::: EXTRACTED ENTRIES :::

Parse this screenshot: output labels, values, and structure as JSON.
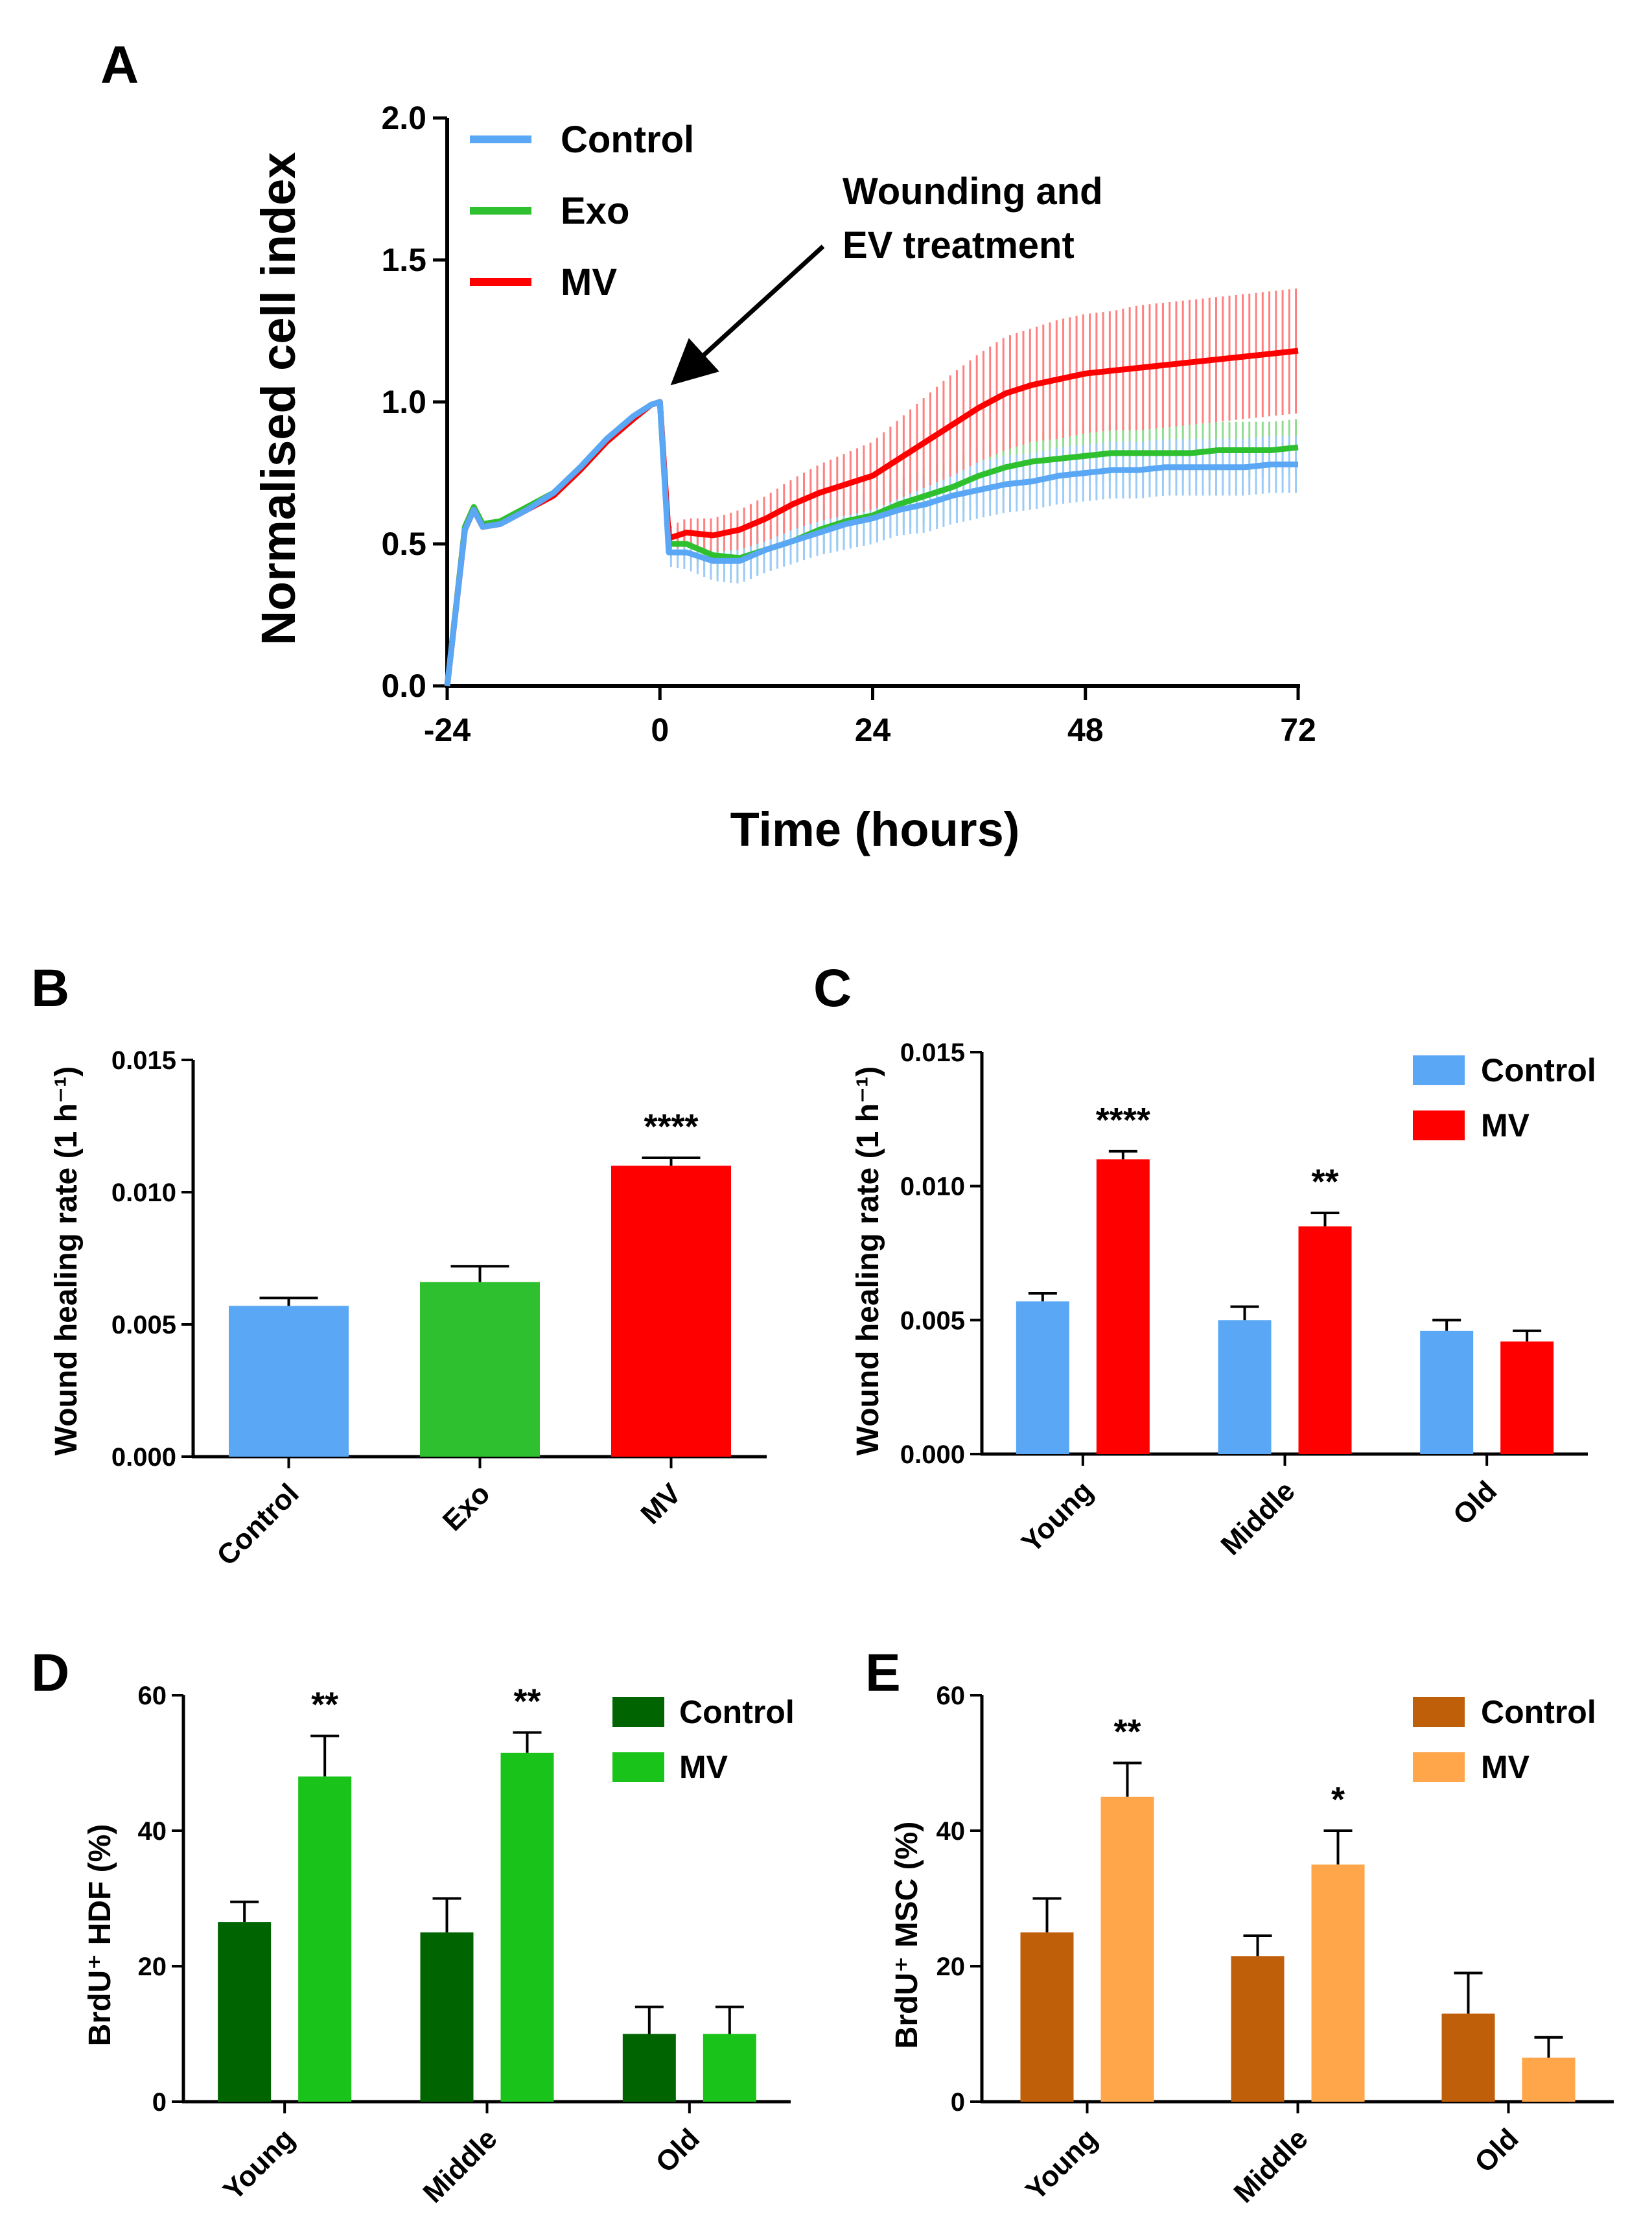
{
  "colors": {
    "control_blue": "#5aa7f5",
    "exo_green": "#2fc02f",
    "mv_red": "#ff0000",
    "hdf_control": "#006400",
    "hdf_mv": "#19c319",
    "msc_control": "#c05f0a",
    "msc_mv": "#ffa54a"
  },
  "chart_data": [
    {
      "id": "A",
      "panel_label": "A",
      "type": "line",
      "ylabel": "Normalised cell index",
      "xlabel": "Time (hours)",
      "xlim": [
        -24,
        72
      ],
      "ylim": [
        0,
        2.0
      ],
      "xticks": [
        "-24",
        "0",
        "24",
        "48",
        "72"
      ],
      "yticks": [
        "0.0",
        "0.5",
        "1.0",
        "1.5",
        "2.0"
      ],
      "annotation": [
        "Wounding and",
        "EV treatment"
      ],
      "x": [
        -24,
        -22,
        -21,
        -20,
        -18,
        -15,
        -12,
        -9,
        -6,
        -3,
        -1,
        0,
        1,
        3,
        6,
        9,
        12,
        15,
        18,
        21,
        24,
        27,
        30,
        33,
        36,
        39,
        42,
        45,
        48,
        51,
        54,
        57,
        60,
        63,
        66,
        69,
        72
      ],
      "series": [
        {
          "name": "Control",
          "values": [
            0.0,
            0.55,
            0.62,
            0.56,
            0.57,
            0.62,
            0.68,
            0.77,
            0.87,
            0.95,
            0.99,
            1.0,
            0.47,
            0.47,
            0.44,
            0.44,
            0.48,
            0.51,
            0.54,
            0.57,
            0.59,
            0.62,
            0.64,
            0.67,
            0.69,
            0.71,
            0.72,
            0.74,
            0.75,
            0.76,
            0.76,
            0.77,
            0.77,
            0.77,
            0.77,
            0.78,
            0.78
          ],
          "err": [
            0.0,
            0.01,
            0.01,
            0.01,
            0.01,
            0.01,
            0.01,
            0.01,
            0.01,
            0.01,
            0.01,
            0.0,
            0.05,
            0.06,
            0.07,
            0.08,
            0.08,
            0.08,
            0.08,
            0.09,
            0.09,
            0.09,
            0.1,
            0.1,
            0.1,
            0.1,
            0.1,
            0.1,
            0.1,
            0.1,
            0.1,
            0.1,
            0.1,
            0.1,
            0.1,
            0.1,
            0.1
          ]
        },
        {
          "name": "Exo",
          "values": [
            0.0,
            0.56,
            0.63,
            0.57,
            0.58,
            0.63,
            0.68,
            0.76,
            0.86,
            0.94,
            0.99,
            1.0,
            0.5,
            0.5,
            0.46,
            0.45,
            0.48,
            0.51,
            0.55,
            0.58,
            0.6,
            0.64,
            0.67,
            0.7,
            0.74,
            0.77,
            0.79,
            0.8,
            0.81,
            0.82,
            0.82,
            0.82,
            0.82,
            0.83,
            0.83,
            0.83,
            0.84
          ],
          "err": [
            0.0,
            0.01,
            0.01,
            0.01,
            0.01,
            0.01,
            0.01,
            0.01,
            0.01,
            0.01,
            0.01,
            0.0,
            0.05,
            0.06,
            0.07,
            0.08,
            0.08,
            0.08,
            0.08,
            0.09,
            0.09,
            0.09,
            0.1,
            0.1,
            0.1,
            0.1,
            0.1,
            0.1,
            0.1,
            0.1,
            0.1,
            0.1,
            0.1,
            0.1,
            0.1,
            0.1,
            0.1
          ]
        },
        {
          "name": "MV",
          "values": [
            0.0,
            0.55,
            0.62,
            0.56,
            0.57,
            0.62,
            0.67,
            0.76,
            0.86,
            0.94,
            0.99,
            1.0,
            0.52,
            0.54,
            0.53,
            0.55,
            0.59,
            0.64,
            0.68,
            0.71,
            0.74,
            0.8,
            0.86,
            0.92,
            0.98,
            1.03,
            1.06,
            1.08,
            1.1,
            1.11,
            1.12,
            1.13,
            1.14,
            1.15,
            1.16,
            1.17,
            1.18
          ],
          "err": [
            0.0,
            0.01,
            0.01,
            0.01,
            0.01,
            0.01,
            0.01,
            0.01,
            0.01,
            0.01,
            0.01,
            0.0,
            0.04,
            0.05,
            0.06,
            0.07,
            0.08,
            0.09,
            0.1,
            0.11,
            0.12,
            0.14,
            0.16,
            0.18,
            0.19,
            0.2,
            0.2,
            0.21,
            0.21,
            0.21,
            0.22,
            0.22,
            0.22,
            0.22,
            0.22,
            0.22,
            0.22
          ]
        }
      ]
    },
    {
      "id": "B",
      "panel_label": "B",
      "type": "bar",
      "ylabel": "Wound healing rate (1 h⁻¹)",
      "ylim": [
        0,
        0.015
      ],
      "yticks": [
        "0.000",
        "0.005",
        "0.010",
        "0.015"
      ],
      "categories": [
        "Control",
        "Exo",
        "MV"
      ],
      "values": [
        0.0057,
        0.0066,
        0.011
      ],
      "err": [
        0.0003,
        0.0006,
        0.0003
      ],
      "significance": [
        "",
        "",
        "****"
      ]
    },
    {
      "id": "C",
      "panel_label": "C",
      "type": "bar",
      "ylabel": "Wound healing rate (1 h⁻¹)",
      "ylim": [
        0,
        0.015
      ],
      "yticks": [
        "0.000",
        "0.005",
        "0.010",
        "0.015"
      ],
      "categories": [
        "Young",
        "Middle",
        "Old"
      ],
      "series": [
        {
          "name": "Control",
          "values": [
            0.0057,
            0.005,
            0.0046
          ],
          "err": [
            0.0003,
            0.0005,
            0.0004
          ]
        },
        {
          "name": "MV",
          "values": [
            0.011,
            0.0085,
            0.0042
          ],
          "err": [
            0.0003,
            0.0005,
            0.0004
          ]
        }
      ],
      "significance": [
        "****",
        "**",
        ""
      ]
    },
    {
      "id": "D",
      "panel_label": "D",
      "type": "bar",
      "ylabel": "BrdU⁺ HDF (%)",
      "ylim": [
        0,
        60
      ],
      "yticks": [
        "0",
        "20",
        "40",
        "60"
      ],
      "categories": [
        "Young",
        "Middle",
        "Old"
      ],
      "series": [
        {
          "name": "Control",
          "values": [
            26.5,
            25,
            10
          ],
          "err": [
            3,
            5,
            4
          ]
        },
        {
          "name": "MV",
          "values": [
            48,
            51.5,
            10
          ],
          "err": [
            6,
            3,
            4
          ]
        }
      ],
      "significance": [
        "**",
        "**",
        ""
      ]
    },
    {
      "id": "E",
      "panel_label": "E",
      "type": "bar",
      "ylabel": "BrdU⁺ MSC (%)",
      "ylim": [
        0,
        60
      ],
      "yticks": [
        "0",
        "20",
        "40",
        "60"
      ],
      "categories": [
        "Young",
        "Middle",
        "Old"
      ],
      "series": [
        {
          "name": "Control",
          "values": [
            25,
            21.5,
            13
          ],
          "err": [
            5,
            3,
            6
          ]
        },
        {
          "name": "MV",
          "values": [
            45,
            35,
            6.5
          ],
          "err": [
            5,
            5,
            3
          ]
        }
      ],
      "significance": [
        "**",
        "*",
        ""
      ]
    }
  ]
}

:::
::: EXTRACTED ENTRIES :::

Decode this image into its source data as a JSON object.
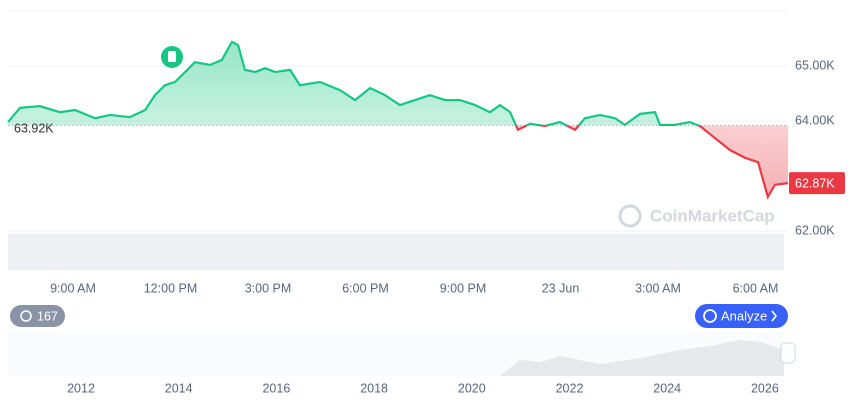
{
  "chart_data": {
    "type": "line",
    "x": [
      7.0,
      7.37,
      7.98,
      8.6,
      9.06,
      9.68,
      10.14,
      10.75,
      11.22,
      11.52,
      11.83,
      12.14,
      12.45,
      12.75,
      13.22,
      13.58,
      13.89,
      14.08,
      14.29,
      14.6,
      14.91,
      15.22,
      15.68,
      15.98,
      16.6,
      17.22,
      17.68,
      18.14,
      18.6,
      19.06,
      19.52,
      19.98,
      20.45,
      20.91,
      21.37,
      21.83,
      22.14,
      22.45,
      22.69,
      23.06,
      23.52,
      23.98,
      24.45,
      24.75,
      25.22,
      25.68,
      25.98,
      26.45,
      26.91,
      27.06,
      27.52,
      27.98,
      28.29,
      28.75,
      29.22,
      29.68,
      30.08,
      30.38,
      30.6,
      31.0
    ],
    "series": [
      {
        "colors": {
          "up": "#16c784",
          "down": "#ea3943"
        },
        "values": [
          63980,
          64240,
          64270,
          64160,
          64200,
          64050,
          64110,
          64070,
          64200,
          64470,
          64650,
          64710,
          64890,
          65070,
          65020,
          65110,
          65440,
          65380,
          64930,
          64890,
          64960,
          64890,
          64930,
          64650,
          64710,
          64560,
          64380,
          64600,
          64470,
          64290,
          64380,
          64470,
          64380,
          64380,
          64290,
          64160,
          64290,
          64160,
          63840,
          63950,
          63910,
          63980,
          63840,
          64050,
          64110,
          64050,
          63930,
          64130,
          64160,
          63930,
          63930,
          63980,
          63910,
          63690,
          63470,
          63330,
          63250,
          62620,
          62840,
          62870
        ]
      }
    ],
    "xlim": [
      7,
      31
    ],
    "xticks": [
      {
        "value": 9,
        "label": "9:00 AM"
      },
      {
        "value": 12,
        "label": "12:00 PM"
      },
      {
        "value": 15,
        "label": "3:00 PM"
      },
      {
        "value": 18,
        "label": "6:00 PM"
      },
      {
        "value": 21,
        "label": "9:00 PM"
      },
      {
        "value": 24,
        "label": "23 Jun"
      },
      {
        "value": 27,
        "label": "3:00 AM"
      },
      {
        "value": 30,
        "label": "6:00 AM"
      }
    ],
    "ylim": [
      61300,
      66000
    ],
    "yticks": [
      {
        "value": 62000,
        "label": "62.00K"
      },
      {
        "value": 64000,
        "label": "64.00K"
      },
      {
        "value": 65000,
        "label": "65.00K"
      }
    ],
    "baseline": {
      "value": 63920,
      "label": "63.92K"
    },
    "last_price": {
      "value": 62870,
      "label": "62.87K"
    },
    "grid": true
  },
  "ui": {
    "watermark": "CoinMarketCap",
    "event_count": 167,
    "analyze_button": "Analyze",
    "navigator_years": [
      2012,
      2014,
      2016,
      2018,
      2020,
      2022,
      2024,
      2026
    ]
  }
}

:::

Where a line above holds the string "JSON", show that line.

Parse this screenshot: output labels, values, and structure as JSON.
Decode this image into its source data as a JSON object.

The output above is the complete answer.